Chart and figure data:
[start]

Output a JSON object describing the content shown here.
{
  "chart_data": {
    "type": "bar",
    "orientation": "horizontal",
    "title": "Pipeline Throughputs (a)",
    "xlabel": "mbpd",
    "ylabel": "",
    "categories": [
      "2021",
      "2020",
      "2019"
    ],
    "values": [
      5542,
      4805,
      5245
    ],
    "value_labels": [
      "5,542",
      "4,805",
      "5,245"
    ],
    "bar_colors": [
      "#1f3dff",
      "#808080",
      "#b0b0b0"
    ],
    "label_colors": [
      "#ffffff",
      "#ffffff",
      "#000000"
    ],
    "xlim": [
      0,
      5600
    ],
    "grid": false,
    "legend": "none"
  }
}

[end]

**Task to complete**
Copy out the whole listing, exactly as written.

**Problem solution**
Output a JSON object describing the content shown here.
{
  "chart_data": {
    "type": "bar",
    "orientation": "horizontal",
    "title": "Pipeline Throughputs (a)",
    "xlabel": "mbpd",
    "ylabel": "",
    "categories": [
      "2021",
      "2020",
      "2019"
    ],
    "values": [
      5542,
      4805,
      5245
    ],
    "value_labels": [
      "5,542",
      "4,805",
      "5,245"
    ],
    "bar_colors": [
      "#1f3dff",
      "#808080",
      "#b0b0b0"
    ],
    "label_colors": [
      "#ffffff",
      "#ffffff",
      "#000000"
    ],
    "xlim": [
      0,
      5600
    ],
    "grid": false,
    "legend": "none"
  }
}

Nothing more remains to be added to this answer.